*** Passage for review ***
In 1661 the English writer John Evelyn (1620–1706) published a pamphlet Fumifugium or the Inconvenience of Aer and Smoke of London Dissipated: Together with Some Remedies Humbly Proposed. He observed that “almost half of the people who die in London do so from disorders of the throat or lungs. The inhabitants are never free from coughs or persistent rheumatism” (rheumatism meaning phlegm). This was sent to the King and parliament, but no action was taken. Their experts advised that, on the contrary, smoke was beneficial by inhibiting infections.

The new trade of chimney sweeping came into being, with small children as young as four struggling up chimney flues with a brush in hand. In 1775 English surgeon Percivall Pott (1714–1788) identified the first industrial disease – cancer of the scrotum in these boys, from soot chemicals. The Chimney Sweepers Act of 1788 raised the minimum age to eight and introduced some minimal protections.

English chemist Luke Howard (1772–1864), sometimes called the father of meteorology, identified the heat island effect which causes smog to linger in his book The Climate of London in 1820.

In 1852, Scottish analytical chemist Robert Angus Smith (1817–1884) identified sulfur in coal combusting to SO2 as the major harmful chemical in flue gas and coined the term “acid rain”. His expertise in flue emissions led him to become Her Majesty’s Inspector of Alkali Works with four inspectors under him following the Alkali Act 1863 to control emissions of HCl from Leblanc soda ash works. Meanwhile in the US, Pittsburgh in 1868 was described as “hell with the lid taken off”. In 1905 London’s combination of smoke and fog was first called smog by the chairman of the Coal Smoke Abatement Society.

Despite public protests and government enquiries it was not until the 1956 Clean Air Act that the UK took proper action against coal smoke. It has been followed by similar legislation to limit industry and mandate the use of smokeless fuels in many countries. I remember a major smog in Birmingham from about this time.

Increasing technology has been used to remove particles, acid fumes and mercury vapour from coal flue gas, and the change to coke or anthracite for domestic use has resulted in cleaner air in many cities. However, there are thousands of burning coalfields around the world which pollute the air for locals, often those working in mines. Some have been burning for centuries; others are underground or opencast mines which have caught fire. China loses an estimated 20m t of coal a year in this way, and India’s prime coalfield in Jharia is notorious for the smoke and fumes suffered by its residents.
*** End of Passage for review ***
*** Recorded data ***
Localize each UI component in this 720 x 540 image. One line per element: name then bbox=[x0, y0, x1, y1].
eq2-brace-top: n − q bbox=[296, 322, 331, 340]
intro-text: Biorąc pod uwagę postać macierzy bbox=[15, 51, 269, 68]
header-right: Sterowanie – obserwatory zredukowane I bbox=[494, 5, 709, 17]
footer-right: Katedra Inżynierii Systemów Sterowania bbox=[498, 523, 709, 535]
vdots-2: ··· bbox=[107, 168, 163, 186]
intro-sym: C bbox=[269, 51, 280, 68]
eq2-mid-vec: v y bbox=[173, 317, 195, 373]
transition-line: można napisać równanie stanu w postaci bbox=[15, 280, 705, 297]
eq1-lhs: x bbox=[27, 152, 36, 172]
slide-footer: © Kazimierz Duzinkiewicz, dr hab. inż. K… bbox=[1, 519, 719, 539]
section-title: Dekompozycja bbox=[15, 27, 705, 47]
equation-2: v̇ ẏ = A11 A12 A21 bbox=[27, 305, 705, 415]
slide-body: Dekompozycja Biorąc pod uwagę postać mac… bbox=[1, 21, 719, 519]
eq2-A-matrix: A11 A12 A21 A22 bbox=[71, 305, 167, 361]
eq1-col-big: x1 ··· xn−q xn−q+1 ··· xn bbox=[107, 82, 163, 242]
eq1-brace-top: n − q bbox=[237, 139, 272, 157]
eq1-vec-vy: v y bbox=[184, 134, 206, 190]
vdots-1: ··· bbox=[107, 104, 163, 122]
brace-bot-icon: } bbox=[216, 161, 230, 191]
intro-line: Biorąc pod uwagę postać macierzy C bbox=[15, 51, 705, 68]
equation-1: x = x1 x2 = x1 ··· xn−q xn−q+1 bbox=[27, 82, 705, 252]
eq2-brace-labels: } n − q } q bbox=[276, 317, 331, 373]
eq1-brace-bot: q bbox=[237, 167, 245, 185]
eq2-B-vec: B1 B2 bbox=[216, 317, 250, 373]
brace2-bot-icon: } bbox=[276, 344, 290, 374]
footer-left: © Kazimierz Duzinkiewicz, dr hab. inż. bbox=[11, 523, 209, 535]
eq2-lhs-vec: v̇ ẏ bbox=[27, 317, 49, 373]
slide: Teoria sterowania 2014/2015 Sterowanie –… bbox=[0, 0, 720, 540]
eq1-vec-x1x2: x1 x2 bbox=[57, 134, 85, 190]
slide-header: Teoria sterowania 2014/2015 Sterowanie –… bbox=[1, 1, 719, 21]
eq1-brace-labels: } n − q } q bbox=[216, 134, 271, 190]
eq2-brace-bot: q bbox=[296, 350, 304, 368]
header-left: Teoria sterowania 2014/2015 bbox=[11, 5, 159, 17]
*** End of Recorded data ***
> Exercise brief
Please extend the account of coal smoke and air pollution beyond its last sentence.

> Solved exercise
Swattikjana / Shutterstock.com
Coalfield workers in Jharia, India live on an underground fire that has been burning for more than a hundred years

Clean coal

This term originally meant coal which had all extraneous objects and any obvious mineral lumps removed by hand, and was then washed, which increased the fuel content, and reduced ash, soot and grit from the flue. By shaking while washing, heavier particles tended to go to the bottom, and lighter ones were washed away – this is the technique people use when panning for gold on a sieve. A 1556 book by Georgius Agricola (1495–1555) De re metallica vol VIII shows manual but industrial versions of what is now known as a jig washer and instructed in their use for mineral cleaning.

For minerals it is the lighter non-metal-bearing particles which should be rejected, but for coal it is the heavier ones. The first modern coal washing plant was constructed by German mining engineer Ernst Friedrich Wilhelm Lindi (1779–1852) in 1810 at Freital, Germany.

This also tended to reduce sulfur emissions, since most of the sulfur content typically comes from mineral particles (metal sulfides). However, when concerns about acid fumes were taken seriously enough, coal washing was supplemented by washing with alkali. This removal of sulfur before burning became the new meaning of “clean coal” in 1972 (via Scientific American). In 2018 US president Donald Trump (1946–) talked of “trains loaded up with clean coal – beautiful clean coal” and has regularly used the phrase in his second term.

Since 2009 the term has been used for technologies to control emissions of CO2, by carbon capture, which is really a misnomer since it relates to the product, not the coal. Trump seems to misunderstand this.